### Article ###

Wednesday, May 24, 2006

BETTER DEAD THAN WED

Nothing stops the moralizers. They just keep going and going and going......


Marry or get out, US town tells unwed parent
May 23 9:20 PM US/Eastern

A small American town is facing accusations of seeking to drive unmarried couples with children out of town on grounds they do not fit the local definition of a family.

The brewing controversy in Black Jack, a town of 6,800 in the central state of Missouri, began unfolding earlier this year when Olivia Shelltrack and Fondray Loving were denied an occupancy permit after moving into a four-bedroom house they had purchased.

Local officials told the couple that the fact they were not married and had three children, one from Shelltrack's previous relationship, did not fit the town's definition of "family".

A Black Jack ordinance prohibits more than three people from living together in a single family home unless they are related by "blood, marriage or adoption".

The couple were then left with the option of getting married, packing their bags and leaving town, or putting up a fight, which is what they decided to do.

###

**Problem to work on:** Reproduce verbatim the stretch of the Black Jack occupancy article from "The couple were" through "decided to do.".

### Information provided ###

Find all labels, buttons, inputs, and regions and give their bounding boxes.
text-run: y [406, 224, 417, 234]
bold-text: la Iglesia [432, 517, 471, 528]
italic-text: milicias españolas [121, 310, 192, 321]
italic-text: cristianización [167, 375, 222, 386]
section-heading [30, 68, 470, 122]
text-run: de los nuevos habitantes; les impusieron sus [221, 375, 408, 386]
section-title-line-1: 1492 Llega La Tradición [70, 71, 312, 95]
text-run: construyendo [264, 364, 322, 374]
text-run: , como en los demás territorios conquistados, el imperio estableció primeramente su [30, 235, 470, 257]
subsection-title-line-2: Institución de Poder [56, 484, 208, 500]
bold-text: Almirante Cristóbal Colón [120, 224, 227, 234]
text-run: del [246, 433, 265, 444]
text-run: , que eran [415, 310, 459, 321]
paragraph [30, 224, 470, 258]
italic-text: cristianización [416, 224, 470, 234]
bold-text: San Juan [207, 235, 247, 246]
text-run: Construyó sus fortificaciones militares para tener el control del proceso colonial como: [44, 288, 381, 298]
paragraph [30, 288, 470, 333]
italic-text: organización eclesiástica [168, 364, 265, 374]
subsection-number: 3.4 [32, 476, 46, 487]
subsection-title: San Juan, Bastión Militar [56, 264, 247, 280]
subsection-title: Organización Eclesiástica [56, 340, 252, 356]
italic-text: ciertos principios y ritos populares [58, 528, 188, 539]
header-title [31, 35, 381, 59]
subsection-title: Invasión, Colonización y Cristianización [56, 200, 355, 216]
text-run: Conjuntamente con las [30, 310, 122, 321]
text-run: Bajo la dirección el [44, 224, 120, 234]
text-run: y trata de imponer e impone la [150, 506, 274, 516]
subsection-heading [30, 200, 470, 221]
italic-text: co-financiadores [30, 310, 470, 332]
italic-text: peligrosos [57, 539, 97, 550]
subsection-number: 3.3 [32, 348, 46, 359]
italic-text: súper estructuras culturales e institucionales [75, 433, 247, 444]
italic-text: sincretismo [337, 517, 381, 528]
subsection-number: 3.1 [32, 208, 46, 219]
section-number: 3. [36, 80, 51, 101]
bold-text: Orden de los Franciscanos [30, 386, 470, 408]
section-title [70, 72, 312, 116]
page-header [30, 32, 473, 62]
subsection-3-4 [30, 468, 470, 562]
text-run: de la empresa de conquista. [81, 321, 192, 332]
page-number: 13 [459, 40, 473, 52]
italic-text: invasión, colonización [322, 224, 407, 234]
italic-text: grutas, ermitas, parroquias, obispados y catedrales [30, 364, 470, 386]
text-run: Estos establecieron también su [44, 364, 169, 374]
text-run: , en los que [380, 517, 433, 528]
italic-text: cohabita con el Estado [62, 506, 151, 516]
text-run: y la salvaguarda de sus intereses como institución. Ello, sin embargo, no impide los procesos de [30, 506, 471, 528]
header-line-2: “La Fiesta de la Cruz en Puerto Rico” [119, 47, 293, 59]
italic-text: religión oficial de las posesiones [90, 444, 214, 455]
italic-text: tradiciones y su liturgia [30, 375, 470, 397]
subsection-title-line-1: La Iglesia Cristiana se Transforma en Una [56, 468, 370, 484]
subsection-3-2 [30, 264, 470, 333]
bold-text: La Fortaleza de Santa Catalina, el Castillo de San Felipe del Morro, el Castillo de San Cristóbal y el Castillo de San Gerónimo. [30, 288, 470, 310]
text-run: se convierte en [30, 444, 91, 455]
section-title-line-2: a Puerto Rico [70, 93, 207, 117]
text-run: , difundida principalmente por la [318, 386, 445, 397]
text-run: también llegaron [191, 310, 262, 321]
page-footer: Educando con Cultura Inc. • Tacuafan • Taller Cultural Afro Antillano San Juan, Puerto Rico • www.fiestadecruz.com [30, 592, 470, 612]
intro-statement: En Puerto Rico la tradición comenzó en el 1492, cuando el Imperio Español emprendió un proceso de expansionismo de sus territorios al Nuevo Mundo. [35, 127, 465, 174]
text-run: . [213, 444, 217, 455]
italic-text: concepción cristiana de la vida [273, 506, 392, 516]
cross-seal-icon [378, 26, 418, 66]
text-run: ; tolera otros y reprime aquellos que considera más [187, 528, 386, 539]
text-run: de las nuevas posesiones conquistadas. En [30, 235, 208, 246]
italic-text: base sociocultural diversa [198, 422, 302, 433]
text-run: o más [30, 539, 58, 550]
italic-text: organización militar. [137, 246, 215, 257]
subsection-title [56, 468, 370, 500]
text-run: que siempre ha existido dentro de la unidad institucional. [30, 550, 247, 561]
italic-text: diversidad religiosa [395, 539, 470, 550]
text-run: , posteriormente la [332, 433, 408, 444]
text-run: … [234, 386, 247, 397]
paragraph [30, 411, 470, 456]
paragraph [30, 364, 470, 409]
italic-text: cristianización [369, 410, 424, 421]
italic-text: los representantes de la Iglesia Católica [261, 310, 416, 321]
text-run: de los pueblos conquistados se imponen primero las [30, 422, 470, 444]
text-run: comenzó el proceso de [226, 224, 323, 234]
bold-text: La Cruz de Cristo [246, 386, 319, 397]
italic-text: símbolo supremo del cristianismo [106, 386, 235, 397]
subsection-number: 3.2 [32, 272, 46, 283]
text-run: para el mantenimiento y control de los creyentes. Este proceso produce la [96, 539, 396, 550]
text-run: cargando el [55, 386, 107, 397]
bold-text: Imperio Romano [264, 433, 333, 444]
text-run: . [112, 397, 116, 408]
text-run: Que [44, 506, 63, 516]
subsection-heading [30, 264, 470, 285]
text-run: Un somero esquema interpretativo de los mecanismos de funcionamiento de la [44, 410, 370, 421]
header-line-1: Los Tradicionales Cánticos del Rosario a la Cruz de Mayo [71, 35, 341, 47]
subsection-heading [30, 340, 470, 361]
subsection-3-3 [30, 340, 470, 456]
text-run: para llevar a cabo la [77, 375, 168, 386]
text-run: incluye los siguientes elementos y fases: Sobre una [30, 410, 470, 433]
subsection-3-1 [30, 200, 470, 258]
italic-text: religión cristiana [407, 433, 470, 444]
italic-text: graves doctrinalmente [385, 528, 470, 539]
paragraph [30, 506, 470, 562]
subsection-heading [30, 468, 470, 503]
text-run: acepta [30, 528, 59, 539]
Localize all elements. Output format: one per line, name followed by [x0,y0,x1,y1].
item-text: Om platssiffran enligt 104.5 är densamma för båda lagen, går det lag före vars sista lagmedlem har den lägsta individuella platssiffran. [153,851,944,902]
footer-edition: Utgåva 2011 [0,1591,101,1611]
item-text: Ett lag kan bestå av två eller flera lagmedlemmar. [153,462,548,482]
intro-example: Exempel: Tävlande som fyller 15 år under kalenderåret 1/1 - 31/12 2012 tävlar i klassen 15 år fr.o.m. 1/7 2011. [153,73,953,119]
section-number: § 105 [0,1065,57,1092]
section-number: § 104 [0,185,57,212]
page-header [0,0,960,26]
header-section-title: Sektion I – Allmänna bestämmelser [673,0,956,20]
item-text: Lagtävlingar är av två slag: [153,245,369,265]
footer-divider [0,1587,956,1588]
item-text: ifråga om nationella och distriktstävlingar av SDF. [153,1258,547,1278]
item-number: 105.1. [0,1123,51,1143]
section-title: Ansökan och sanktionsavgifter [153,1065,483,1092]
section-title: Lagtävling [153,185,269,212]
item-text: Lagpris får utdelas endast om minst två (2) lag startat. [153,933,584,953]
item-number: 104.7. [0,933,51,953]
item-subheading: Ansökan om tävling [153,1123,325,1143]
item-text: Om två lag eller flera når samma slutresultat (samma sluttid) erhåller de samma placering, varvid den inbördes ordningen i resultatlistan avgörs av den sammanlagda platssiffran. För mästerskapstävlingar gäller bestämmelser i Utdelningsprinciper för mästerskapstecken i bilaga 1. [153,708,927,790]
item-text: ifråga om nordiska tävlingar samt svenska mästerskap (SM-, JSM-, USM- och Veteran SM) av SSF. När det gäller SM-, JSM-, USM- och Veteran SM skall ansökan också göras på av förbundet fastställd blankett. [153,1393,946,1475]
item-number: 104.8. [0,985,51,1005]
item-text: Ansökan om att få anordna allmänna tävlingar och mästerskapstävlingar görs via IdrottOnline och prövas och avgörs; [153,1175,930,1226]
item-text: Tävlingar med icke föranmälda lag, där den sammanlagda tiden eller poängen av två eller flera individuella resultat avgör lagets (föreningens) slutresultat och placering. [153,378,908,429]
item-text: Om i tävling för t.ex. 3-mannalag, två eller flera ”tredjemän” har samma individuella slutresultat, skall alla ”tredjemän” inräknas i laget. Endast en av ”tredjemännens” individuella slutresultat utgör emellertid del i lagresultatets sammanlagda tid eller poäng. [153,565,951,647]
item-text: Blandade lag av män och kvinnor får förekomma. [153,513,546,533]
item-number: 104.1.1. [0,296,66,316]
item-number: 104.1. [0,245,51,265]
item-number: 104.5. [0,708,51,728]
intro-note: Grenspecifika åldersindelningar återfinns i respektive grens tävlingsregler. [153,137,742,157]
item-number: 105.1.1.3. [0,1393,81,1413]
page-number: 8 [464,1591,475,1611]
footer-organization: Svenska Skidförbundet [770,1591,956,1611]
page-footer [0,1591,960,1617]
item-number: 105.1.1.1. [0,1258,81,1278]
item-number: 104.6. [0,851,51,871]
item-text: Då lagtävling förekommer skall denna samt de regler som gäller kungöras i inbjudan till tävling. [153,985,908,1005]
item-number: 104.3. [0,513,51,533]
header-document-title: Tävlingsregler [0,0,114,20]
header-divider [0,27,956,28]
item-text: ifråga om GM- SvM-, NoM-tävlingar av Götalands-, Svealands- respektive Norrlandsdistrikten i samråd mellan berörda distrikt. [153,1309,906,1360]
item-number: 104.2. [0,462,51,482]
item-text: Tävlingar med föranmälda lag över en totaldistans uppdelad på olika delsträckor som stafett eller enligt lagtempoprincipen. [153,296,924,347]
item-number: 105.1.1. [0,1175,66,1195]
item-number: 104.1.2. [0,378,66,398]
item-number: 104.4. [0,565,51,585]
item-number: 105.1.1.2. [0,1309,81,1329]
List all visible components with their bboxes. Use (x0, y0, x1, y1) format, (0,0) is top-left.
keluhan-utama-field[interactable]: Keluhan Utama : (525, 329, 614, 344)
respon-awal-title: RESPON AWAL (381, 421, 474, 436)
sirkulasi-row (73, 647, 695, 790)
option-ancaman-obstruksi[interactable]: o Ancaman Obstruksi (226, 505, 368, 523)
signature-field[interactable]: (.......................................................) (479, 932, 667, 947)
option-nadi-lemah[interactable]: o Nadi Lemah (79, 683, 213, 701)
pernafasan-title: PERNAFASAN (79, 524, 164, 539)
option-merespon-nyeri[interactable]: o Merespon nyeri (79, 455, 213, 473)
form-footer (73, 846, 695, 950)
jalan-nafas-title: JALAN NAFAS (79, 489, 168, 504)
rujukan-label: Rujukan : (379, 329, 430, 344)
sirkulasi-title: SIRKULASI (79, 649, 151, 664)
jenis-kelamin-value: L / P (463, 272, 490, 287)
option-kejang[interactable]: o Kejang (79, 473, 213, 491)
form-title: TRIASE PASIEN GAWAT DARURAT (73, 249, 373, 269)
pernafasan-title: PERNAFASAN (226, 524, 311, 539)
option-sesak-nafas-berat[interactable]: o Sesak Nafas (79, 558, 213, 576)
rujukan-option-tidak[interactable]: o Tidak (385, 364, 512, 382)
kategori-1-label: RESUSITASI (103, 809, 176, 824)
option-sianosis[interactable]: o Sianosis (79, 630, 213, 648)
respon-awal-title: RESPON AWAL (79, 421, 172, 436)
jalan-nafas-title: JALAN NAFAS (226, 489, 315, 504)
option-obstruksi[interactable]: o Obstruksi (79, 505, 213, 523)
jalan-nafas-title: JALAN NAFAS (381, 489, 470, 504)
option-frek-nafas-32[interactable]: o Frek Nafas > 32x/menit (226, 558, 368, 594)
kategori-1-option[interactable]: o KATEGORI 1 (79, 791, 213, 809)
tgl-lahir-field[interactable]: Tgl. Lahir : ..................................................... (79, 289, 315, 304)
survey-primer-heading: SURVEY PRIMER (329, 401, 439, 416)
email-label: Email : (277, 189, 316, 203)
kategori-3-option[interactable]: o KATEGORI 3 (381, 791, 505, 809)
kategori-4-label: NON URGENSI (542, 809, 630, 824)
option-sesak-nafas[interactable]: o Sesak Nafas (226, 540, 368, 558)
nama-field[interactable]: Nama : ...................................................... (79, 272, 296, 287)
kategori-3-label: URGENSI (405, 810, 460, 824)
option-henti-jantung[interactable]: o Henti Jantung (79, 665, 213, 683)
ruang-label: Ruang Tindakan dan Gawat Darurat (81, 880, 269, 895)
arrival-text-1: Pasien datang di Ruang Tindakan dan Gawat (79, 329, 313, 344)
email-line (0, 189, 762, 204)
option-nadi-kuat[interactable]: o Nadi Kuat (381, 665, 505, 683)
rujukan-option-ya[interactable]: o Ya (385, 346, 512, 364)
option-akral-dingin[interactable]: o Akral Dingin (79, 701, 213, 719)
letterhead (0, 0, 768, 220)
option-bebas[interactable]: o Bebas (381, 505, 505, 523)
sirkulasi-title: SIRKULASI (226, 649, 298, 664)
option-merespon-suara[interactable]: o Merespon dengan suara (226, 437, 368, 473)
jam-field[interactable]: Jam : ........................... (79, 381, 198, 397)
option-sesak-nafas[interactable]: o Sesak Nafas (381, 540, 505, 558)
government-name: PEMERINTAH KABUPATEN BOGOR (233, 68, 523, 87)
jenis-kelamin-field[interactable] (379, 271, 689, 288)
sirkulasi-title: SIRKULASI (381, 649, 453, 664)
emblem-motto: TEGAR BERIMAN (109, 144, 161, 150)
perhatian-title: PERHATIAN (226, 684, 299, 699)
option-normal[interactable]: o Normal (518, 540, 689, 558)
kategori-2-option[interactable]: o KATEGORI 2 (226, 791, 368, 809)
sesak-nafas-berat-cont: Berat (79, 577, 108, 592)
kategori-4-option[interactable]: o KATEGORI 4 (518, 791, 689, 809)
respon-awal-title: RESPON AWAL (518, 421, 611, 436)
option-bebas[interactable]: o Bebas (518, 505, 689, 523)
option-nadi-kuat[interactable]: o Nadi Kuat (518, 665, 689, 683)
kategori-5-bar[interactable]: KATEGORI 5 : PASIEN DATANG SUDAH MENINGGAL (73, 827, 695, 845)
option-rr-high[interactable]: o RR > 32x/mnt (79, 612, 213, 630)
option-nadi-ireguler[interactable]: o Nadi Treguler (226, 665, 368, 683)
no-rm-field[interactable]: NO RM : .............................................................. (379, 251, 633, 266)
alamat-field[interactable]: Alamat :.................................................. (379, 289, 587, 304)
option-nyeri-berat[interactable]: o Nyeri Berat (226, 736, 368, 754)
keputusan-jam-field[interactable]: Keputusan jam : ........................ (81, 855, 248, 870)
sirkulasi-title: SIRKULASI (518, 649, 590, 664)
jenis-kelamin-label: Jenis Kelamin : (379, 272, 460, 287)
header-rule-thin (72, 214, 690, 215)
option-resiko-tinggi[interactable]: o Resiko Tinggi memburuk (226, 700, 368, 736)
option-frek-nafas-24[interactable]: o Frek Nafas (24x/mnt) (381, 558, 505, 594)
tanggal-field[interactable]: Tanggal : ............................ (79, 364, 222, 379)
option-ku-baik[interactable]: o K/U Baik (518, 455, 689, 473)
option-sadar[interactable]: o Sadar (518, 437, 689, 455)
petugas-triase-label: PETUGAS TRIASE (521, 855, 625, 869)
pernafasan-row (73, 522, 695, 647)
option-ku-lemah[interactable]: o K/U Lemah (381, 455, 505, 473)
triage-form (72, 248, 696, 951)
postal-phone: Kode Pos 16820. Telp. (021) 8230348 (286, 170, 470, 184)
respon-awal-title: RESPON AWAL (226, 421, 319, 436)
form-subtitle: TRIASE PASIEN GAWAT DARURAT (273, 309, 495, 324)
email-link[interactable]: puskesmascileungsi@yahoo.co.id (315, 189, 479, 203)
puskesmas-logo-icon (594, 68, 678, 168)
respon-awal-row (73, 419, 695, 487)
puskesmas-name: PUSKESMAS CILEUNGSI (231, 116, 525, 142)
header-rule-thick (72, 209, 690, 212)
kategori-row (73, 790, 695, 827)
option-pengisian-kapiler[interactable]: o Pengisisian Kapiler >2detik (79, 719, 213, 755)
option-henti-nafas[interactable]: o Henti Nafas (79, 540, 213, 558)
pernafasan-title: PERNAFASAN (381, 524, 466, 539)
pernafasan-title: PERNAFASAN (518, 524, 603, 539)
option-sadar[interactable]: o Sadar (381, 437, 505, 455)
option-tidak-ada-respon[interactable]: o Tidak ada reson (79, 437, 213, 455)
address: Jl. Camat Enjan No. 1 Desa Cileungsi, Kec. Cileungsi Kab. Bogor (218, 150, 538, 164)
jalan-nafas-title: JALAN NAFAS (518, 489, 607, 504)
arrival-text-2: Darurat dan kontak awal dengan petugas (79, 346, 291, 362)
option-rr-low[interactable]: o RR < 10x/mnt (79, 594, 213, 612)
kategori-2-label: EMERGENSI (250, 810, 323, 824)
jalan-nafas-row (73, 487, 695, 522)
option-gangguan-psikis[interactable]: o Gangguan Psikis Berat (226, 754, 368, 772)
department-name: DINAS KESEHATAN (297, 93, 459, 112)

###

**Result of this task:**
The couple were then left with the option of getting married, packing their bags and leaving town, or putting up a fight, which is what they decided to do.